BEGIN Given passage

Skip to main content

Steven Sater – Spring Awakening, Burt Bacharach and Shirley Manson


Andrew Panton’s new production of Tony award winning musical, Spring Awakening, was a triumph when it opened at the Royal Conservatoire of Scotland in Glasgow last week. It was probably co-incidence, but the first night of this ambitious co-production between the RCS and Dundee Rep also coincided with the twenty-second anniversary of the Dunblane massacre, when a lone gunman went on a shooting spree, killing sixteen pupils and their teacher.

As the show’s young cast of musical theatre students prepare for this week’s run at the Rep itself, it may be worth considering the fact that writer Steven Sater and composer Duncan Sheik’s musical adaptation of Frank Wedekind’s study of troubled youth has its roots in similar tragedies. Following the recent shootings at the Marjory Stoneman Douglas High School in Parkland, Florida, Sater and Sheik’s play also has a renewed resonance.

“When I began the show in 1999, it was in the wake of the terrible shootings at Columbine High School,” Sater explains, “and my aim and my direction was to touch the troubled heart of youth. Now, with the Parkland shootings, some of those remarkable young students who survived, and who are speaking out in the Never Again movement, it turns out they’re rehearsing a school production of Spring Awakening.”

Sater is talking about Cameron Kasky, the seventeen-year-old who started the Never Again movement with other drama kids, including Emma Gonzalez. While Gonzalez made an inspirational speech calling out the politicians who refuse to introduce regulations on guns, Kasky publicly asked an American senator if, in the wake of the shootings, he would not take any more donations from the National Rifle Association. In Parkland, Kasky is playing Melchior Gabor, the show’s troubled lead in a play that shows what can happen when grown-ups overseeing a repressive society don’t make the world safe for young people. As a recent article in the New York Times makes clear, it is sex rather than guns that is the show’s unregulated weapon.

END Given passage
BEGIN Excerpted data

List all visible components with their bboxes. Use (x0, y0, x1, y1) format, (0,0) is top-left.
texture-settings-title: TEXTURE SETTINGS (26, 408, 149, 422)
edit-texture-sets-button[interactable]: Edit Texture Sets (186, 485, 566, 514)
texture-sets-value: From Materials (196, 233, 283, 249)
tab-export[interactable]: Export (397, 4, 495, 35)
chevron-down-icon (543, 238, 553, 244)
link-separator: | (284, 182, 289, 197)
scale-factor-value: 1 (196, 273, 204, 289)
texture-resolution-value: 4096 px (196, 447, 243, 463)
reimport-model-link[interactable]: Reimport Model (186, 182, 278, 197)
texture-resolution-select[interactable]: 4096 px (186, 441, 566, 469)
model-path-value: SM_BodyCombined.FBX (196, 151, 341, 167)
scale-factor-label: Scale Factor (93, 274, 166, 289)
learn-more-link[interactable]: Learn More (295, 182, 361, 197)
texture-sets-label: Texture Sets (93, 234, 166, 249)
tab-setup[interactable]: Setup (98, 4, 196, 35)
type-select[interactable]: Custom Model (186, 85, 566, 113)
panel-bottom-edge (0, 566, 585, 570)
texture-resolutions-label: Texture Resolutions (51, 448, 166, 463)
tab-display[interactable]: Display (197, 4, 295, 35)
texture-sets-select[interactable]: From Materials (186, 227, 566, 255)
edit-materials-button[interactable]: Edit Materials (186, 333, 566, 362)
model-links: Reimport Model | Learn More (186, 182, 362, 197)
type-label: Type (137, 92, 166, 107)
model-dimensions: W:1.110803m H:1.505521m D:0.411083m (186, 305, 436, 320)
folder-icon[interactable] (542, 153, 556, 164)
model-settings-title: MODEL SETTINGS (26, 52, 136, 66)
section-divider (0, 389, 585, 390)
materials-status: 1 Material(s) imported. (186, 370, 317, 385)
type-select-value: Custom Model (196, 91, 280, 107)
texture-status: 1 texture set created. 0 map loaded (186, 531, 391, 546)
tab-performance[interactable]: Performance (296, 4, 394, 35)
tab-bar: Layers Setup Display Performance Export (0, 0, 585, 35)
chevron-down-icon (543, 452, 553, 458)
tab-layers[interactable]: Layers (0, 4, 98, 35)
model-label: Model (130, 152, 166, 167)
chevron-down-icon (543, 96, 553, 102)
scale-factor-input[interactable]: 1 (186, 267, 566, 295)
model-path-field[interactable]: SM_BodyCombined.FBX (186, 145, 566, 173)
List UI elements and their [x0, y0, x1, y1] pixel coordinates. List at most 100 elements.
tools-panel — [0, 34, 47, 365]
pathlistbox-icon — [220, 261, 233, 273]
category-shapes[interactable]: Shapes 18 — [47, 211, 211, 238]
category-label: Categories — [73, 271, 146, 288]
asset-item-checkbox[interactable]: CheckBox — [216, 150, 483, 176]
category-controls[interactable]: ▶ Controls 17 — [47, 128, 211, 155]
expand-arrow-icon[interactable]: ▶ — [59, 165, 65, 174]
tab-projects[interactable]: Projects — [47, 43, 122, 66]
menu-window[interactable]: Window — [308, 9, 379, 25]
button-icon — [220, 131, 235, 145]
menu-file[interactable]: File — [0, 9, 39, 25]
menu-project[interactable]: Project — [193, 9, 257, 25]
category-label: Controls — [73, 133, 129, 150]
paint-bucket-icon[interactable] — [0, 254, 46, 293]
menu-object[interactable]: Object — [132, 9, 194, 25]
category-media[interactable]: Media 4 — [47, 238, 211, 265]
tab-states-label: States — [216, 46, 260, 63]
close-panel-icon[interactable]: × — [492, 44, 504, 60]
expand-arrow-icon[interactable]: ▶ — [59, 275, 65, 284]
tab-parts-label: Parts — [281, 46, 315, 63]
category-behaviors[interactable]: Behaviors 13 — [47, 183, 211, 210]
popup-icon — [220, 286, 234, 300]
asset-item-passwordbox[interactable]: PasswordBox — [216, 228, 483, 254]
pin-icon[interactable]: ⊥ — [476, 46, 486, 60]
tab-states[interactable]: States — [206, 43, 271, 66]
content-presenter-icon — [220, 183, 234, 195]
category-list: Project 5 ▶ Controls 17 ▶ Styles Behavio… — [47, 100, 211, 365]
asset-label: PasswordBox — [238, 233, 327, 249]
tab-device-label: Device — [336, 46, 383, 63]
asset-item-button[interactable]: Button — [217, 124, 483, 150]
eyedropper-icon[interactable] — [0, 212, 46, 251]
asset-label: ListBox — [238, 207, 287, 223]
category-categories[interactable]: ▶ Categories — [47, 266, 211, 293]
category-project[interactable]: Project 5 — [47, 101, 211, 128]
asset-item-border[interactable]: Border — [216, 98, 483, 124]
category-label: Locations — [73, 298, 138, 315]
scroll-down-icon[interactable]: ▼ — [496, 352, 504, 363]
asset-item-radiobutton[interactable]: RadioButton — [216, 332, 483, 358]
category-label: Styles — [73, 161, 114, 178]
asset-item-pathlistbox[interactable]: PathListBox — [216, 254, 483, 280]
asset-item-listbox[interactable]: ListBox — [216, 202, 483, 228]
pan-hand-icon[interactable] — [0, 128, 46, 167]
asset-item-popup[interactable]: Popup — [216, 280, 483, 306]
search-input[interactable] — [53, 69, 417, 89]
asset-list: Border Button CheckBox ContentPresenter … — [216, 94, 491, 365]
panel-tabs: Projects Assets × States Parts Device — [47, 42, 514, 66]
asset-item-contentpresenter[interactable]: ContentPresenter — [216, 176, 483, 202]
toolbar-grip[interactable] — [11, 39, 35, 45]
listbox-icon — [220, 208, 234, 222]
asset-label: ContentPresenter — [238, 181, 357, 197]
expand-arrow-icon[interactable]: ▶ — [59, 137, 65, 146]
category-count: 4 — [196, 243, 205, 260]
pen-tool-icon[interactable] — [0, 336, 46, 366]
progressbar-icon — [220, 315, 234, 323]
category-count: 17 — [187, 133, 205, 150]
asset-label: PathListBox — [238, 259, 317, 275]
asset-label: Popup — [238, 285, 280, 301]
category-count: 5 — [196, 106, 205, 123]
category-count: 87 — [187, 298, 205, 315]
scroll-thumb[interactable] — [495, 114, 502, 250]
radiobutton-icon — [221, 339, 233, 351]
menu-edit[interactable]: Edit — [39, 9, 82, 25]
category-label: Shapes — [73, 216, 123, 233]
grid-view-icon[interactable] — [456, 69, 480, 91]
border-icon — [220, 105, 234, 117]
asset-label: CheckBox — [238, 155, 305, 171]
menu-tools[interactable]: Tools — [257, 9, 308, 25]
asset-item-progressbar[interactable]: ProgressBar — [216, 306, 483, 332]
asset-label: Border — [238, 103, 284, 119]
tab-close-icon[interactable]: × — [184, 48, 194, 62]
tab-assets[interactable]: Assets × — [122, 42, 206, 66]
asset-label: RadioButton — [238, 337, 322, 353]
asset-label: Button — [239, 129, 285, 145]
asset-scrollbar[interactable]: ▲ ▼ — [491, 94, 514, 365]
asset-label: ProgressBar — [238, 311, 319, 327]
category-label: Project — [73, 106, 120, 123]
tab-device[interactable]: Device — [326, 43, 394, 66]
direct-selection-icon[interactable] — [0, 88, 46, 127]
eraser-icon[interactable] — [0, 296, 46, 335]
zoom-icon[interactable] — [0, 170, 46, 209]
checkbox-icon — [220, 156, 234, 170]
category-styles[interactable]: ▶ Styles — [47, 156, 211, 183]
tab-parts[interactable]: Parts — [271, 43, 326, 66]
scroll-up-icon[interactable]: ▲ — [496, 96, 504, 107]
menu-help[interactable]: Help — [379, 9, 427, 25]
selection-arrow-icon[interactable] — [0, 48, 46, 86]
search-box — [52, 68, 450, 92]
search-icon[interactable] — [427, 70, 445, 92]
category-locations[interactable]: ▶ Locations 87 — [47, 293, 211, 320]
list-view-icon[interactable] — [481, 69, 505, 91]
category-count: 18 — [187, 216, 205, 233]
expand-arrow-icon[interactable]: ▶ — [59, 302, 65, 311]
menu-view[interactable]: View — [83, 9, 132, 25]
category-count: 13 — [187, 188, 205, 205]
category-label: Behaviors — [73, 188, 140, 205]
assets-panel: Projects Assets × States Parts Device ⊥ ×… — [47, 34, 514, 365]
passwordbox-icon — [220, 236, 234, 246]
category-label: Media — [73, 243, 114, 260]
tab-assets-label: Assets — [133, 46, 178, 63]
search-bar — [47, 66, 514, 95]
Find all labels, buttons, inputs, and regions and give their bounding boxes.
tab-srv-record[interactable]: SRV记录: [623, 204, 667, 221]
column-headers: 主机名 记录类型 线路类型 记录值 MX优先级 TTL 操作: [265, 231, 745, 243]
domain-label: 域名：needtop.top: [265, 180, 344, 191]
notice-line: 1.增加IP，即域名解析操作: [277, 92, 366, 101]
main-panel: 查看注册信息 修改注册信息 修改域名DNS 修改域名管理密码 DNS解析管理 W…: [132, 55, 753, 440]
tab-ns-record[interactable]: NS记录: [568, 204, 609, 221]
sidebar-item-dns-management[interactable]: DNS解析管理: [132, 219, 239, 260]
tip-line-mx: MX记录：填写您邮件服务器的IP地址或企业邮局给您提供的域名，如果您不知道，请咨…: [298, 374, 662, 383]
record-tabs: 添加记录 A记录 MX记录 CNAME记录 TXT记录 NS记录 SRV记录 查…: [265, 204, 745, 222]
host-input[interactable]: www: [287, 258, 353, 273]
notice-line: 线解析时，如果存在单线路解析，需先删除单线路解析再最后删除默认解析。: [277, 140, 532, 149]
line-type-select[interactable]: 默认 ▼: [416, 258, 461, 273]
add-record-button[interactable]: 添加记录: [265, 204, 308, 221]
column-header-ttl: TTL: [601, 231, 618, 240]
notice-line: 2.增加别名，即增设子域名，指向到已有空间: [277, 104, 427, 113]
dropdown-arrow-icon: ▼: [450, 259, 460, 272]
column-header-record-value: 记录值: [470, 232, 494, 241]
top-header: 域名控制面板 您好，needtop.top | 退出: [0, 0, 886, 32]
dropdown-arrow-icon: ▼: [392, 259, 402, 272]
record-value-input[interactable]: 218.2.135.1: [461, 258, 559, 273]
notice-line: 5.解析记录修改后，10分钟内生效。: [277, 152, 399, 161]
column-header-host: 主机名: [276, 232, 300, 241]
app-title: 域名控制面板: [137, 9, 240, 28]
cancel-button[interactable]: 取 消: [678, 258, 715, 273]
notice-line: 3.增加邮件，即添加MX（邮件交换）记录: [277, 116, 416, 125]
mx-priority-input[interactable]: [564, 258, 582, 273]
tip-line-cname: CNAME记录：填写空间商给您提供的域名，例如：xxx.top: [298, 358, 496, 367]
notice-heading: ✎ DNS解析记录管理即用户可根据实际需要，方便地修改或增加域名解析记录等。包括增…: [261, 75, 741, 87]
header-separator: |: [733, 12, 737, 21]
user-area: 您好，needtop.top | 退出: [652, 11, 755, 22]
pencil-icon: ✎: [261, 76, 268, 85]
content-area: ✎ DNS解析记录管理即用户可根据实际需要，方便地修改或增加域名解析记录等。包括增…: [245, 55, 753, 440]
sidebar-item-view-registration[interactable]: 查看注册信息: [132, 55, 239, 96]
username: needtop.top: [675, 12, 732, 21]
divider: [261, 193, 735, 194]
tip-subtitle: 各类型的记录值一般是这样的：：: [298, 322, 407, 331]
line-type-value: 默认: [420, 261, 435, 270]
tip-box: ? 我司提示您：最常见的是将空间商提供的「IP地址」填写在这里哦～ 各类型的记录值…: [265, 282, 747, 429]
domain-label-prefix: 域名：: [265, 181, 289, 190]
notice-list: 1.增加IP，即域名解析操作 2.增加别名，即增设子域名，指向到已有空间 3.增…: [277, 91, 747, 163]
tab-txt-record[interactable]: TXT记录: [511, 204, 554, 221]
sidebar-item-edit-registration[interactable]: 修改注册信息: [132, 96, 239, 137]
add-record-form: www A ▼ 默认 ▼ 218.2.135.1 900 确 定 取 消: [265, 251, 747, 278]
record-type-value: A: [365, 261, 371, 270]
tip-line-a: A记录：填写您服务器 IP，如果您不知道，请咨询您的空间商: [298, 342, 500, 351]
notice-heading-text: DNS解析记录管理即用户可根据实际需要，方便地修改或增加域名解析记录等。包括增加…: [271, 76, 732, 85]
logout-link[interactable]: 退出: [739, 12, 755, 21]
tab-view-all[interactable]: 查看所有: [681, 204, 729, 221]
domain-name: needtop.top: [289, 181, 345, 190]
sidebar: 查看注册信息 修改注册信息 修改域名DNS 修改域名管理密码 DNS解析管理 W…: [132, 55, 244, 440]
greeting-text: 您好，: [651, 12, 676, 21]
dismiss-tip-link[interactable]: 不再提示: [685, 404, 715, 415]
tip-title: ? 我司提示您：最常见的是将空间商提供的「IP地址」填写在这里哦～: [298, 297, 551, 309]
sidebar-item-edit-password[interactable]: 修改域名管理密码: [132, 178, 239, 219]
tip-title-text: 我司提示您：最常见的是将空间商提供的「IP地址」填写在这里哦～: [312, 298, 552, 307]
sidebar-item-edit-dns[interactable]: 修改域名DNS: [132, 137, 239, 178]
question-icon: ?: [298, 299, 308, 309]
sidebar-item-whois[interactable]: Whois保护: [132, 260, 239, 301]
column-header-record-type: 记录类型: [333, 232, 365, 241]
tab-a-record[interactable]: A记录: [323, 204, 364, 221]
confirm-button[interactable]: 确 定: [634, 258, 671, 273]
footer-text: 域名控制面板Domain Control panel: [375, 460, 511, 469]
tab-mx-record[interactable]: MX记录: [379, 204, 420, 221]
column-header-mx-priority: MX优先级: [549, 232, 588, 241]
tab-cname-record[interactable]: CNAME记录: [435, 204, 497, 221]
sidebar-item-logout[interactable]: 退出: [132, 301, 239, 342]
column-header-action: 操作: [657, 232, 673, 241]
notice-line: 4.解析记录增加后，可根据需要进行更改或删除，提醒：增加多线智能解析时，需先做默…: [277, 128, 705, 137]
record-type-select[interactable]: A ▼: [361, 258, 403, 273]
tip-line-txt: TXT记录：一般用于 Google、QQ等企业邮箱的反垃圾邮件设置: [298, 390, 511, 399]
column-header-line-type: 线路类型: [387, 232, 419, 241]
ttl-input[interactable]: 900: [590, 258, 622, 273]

END Excerpted data

→ **Directions**:
**1)** In the Spring Awakening article, which role is Cameron Kasky playing in the Parkland school production?
**2)** Summarize the Spring Awakening article in two sentences.
**3)** From the Spring Awakening article, reproduce the passage from "Andrew Panton’s new" to "a renewed resonance.".

→ **Answers below**:
**1)** He is playing Melchior Gabor, the show's troubled lead.

**2)** Andrew Panton's production of Spring Awakening, a co-production between the Royal Conservatoire of Scotland and Dundee Rep, opened in Glasgow to acclaim and was then set for a run at the Rep. Steven Sater began the musical in 1999 after the Columbine shootings, and it has gained renewed resonance after the Parkland shootings, where Never Again movement founder Cameron Kasky is playing the lead in a school production.

**3)**
Andrew Panton’s new production of Tony award winning musical, Spring Awakening, was a triumph when it opened at the Royal Conservatoire of Scotland in Glasgow last week. It was probably co-incidence, but the first night of this ambitious co-production between the RCS and Dundee Rep also coincided with the twenty-second anniversary of the Dunblane massacre, when a lone gunman went on a shooting spree, killing sixteen pupils and their teacher.

As the show’s young cast of musical theatre students prepare for this week’s run at the Rep itself, it may be worth considering the fact that writer Steven Sater and composer Duncan Sheik’s musical adaptation of Frank Wedekind’s study of troubled youth has its roots in similar tragedies. Following the recent shootings at the Marjory Stoneman Douglas High School in Parkland, Florida, Sater and Sheik’s play also has a renewed resonance.